▸ **Given request**
Set down the lines in the records below exactly as they appear, everything from the line containing "bar-saldo [836, 471, 897, 507]" down to the line containing "cell-agree: 65% [416, 532, 509, 568]".

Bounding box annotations
________________________________________
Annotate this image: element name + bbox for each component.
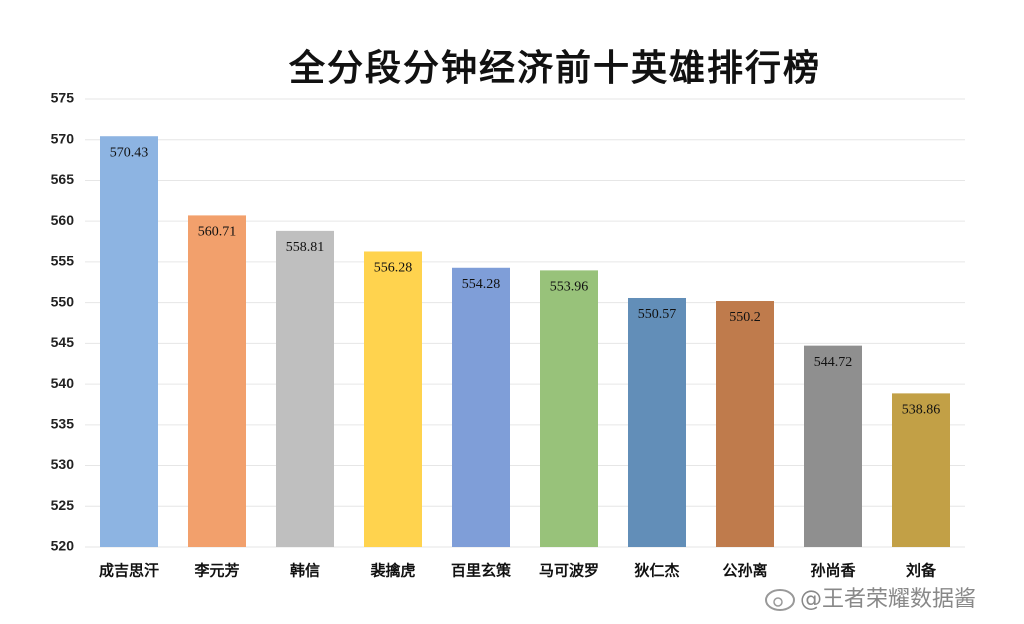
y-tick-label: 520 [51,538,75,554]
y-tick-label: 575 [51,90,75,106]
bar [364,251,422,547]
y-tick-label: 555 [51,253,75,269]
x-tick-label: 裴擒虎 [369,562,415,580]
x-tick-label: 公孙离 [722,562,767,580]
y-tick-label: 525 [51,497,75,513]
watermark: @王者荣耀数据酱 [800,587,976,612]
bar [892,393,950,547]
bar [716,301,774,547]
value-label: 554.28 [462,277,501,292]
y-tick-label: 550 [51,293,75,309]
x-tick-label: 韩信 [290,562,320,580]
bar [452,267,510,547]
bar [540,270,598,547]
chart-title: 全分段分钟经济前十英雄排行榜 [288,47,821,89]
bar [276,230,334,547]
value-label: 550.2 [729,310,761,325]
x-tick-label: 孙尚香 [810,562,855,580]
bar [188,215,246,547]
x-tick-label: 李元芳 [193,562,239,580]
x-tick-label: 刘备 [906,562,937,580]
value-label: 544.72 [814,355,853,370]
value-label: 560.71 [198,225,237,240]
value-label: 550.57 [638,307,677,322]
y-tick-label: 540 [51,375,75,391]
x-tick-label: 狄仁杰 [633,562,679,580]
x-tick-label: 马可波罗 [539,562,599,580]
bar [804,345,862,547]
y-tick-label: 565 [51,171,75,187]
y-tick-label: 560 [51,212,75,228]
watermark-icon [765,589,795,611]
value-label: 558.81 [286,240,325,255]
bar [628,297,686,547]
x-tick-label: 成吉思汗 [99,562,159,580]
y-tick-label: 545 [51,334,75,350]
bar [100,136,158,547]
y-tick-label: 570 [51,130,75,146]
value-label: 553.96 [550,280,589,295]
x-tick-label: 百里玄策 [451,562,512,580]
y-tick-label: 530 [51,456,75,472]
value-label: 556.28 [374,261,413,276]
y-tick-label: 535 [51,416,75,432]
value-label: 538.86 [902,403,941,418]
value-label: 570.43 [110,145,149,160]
________________________________________
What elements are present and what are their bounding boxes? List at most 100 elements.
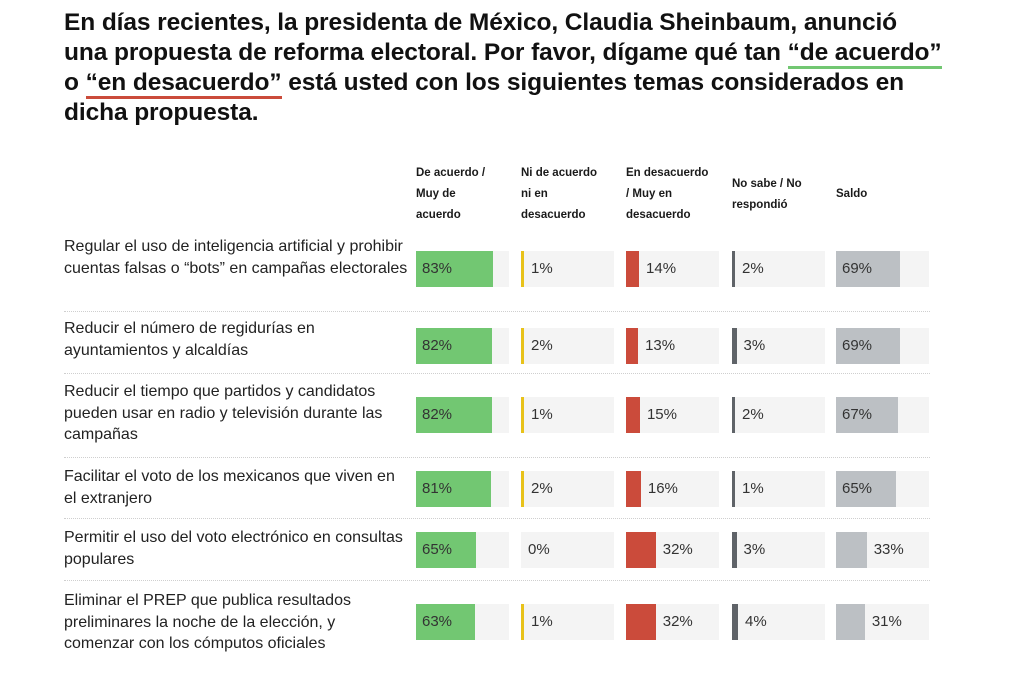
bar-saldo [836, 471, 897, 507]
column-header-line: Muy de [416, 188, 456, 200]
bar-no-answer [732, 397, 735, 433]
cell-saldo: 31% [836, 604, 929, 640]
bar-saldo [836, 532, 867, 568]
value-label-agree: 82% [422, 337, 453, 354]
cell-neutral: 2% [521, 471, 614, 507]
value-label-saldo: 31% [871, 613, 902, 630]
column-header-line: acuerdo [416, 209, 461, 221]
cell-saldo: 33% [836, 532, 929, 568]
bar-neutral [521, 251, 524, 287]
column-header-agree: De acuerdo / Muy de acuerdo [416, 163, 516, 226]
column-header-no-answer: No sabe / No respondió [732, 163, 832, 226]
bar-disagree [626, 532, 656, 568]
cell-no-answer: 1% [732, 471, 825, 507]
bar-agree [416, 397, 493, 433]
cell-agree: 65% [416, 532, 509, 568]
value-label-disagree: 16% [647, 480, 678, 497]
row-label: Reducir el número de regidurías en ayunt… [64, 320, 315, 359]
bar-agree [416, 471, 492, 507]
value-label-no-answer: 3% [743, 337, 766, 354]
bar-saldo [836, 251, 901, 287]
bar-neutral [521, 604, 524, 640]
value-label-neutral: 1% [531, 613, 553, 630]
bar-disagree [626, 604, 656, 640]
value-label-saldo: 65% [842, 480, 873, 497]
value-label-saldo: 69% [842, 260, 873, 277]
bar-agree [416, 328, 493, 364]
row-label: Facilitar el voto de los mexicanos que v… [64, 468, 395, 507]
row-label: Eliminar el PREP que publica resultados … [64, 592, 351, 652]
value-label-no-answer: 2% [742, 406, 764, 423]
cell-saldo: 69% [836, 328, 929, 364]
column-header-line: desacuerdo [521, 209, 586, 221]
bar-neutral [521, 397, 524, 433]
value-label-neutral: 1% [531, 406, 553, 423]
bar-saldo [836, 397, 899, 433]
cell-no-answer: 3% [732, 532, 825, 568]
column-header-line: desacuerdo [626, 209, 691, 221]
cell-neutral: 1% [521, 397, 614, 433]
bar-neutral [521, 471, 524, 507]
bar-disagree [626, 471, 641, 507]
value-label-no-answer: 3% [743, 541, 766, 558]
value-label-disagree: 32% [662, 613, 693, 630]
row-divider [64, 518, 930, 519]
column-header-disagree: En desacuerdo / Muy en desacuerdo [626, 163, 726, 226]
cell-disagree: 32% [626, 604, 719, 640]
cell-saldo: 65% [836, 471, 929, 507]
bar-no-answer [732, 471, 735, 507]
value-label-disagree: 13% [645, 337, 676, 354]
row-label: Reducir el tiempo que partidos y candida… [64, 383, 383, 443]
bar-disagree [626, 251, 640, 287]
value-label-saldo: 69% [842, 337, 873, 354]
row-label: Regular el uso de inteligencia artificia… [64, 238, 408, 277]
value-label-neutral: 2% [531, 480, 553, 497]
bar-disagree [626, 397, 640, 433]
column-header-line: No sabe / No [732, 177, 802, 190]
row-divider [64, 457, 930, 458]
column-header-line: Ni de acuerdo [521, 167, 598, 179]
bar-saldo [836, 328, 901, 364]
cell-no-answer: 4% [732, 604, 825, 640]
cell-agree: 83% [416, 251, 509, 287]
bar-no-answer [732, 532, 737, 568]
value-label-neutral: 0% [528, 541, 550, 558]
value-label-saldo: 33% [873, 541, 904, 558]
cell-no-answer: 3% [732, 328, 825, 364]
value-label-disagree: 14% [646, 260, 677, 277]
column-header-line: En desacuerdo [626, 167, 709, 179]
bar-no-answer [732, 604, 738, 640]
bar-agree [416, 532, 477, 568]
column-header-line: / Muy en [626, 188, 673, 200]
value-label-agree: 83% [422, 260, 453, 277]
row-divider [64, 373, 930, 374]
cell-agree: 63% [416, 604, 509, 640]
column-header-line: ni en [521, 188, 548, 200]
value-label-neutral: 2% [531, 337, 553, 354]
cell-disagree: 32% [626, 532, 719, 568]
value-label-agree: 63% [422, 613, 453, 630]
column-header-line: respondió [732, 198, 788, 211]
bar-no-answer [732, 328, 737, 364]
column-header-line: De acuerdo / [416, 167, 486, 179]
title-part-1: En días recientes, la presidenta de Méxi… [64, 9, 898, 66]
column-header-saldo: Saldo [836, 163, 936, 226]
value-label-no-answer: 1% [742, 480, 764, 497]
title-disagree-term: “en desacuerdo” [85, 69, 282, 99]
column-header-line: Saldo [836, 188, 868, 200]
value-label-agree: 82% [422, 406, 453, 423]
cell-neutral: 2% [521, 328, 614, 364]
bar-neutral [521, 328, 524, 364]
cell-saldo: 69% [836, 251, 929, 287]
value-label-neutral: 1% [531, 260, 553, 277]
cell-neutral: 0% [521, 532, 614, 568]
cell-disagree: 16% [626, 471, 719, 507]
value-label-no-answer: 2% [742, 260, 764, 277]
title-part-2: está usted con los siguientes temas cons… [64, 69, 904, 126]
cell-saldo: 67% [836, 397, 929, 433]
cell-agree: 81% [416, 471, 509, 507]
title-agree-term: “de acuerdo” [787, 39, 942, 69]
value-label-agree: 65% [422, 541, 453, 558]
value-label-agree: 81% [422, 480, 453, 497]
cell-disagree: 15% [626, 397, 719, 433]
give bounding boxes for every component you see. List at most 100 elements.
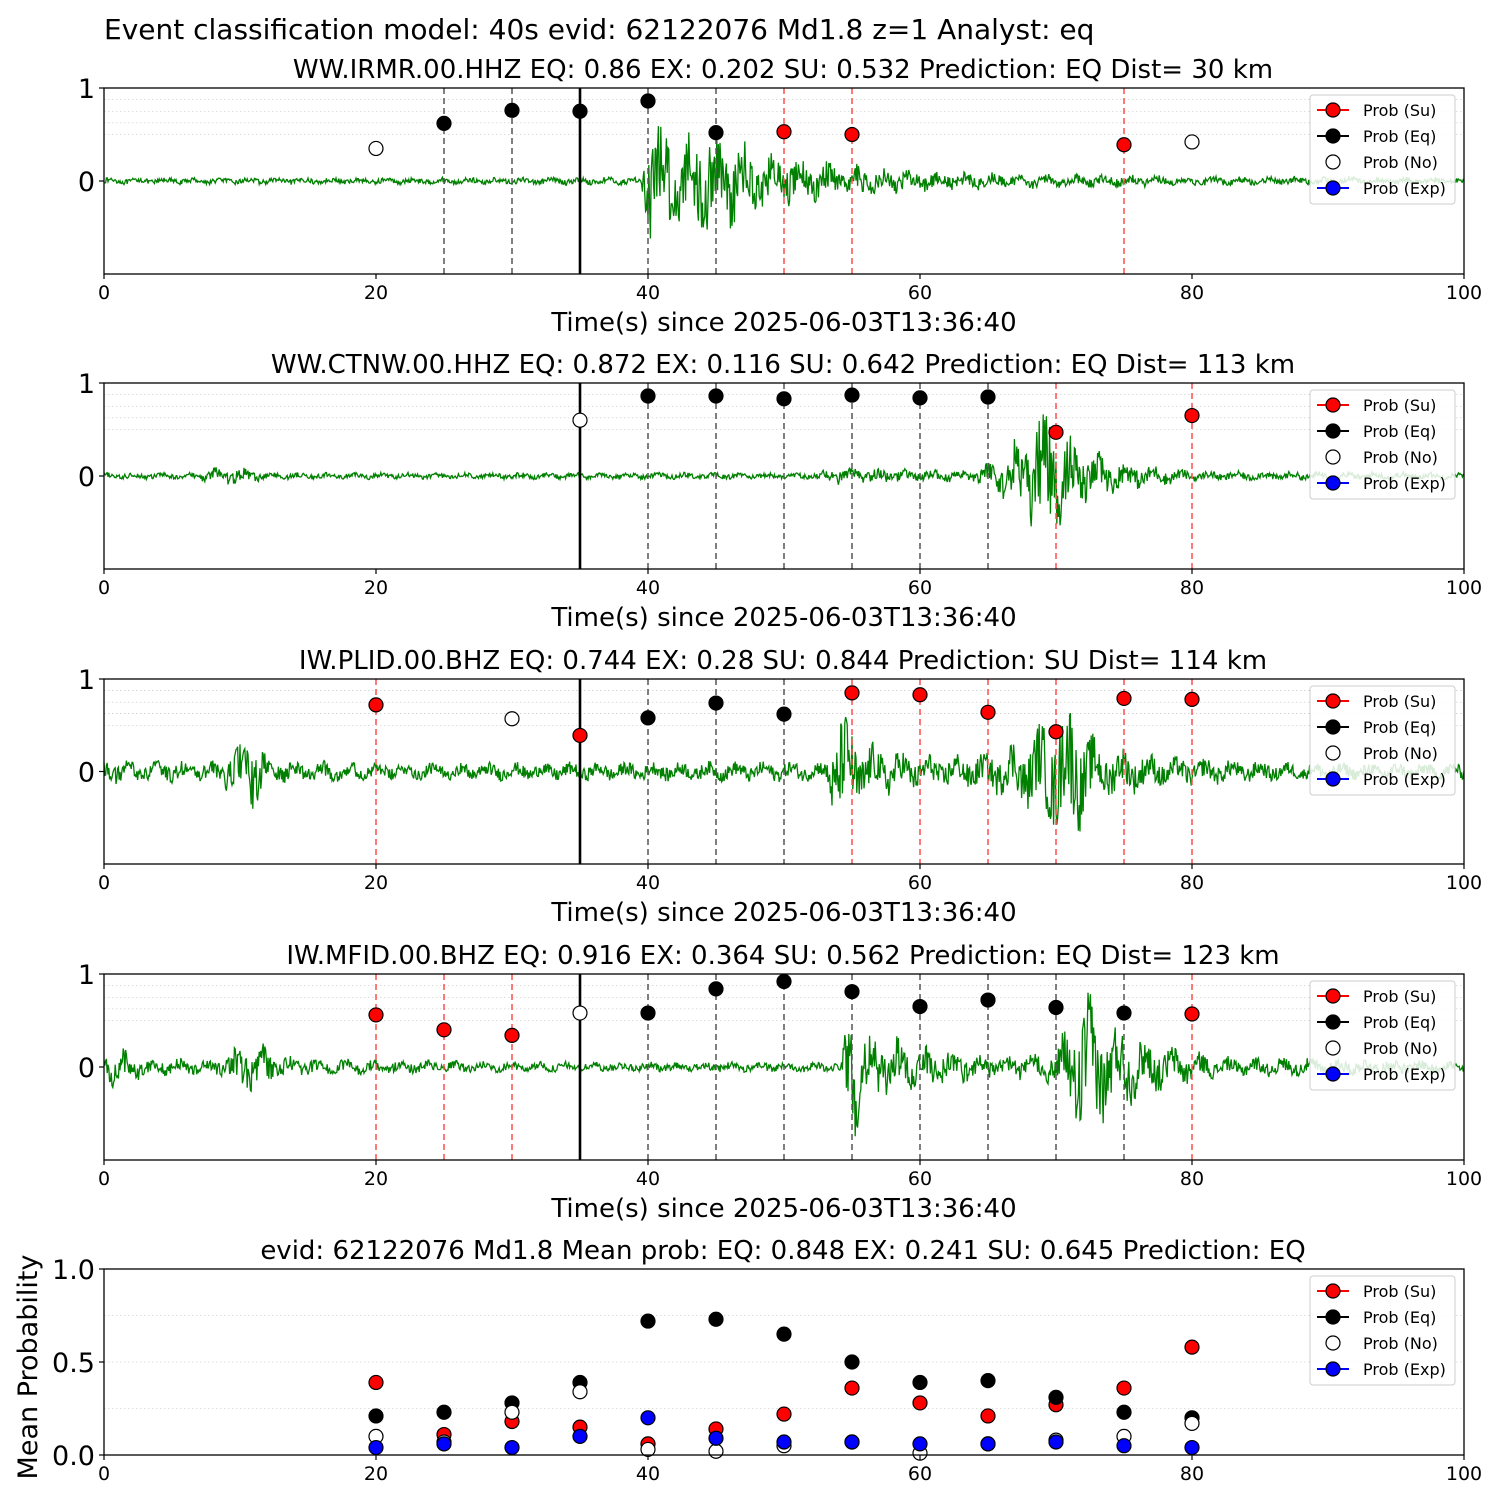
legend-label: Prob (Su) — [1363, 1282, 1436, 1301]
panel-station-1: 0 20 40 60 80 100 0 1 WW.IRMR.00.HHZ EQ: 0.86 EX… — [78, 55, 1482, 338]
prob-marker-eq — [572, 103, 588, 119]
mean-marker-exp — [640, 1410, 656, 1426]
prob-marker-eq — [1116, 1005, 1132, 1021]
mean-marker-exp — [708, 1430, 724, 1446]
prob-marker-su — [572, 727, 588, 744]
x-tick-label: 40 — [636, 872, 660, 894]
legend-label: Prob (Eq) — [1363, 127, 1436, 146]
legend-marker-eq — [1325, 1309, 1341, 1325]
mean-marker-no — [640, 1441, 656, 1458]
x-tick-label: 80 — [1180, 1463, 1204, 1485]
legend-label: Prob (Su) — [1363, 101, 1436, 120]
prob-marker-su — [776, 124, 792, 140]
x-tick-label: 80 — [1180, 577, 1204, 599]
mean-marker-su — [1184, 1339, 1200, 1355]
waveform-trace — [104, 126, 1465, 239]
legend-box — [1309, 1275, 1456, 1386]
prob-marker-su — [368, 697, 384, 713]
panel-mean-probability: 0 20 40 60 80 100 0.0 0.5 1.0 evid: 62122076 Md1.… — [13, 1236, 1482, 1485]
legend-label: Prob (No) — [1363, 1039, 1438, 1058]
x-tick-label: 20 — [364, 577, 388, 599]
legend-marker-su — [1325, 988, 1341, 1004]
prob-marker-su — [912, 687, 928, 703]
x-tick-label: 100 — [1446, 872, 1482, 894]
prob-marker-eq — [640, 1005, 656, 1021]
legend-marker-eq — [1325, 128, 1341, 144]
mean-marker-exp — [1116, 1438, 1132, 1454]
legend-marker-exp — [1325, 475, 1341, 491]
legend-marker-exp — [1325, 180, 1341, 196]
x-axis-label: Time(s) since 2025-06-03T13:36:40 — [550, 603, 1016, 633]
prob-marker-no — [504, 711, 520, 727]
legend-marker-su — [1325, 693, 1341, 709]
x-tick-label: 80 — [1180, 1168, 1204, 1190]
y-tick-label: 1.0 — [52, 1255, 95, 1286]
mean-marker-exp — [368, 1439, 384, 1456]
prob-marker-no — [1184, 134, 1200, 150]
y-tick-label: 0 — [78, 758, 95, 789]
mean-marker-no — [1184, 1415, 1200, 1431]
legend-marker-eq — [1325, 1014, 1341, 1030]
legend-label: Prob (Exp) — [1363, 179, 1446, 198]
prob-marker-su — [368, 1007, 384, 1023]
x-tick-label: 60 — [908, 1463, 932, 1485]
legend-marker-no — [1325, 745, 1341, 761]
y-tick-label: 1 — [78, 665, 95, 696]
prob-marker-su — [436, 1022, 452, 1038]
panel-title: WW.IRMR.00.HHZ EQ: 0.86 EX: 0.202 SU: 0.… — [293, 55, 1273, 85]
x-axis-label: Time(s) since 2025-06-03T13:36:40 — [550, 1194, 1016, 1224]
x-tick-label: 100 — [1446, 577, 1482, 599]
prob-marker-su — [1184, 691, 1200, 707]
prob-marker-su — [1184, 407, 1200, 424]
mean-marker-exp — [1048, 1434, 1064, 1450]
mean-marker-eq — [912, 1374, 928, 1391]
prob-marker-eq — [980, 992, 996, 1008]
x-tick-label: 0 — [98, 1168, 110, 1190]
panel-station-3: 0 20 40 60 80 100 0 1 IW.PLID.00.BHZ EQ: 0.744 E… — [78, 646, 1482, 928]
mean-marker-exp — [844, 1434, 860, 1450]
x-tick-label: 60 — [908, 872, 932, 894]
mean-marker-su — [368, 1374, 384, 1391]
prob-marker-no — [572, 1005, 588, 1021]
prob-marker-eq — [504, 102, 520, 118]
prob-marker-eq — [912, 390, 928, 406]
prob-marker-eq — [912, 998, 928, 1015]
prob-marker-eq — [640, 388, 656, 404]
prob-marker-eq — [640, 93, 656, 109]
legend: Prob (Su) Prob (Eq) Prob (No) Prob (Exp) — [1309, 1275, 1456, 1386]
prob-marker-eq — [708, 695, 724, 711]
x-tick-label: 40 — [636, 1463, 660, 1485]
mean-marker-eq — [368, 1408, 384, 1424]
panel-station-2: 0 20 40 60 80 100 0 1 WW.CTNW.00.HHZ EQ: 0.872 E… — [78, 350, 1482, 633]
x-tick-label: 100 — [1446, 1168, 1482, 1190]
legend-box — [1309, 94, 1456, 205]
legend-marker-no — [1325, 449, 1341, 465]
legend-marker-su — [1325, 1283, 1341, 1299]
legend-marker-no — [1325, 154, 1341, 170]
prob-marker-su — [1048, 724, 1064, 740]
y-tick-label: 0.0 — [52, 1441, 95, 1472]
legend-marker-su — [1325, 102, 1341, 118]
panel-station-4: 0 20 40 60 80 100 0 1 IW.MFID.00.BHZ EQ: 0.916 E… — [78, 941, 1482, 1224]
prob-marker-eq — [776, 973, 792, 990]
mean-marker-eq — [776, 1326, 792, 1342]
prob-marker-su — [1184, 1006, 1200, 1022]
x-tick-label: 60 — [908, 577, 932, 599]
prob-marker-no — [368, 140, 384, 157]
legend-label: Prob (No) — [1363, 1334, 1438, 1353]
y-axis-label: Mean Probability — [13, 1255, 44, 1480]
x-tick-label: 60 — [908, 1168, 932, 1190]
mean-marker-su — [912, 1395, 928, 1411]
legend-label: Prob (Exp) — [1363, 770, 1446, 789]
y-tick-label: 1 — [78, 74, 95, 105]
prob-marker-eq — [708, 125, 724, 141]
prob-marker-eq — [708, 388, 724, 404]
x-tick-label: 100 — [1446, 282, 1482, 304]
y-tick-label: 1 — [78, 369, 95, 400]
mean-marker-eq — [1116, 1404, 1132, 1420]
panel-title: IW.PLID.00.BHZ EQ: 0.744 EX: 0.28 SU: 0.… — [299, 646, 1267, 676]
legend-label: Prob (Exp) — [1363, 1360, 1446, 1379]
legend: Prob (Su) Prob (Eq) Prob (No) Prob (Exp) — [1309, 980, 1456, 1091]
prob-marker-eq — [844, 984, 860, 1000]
________________________________________
▸ **Expected answer**
bar-saldo [836, 471, 897, 507]
column-header-line: Muy de [416, 188, 456, 200]
bar-no-answer [732, 397, 735, 433]
cell-saldo: 31% [836, 604, 929, 640]
bar-saldo [836, 532, 867, 568]
value-label-agree: 82% [422, 337, 453, 354]
cell-neutral: 2% [521, 471, 614, 507]
value-label-saldo: 31% [871, 613, 902, 630]
column-header-line: acuerdo [416, 209, 461, 221]
cell-saldo: 33% [836, 532, 929, 568]
bar-neutral [521, 251, 524, 287]
column-header-agree: De acuerdo / Muy de acuerdo [416, 163, 516, 226]
column-header-no-answer: No sabe / No respondió [732, 163, 832, 226]
bar-disagree [626, 532, 656, 568]
cell-no-answer: 1% [732, 471, 825, 507]
bar-agree [416, 397, 493, 433]
cell-agree: 65% [416, 532, 509, 568]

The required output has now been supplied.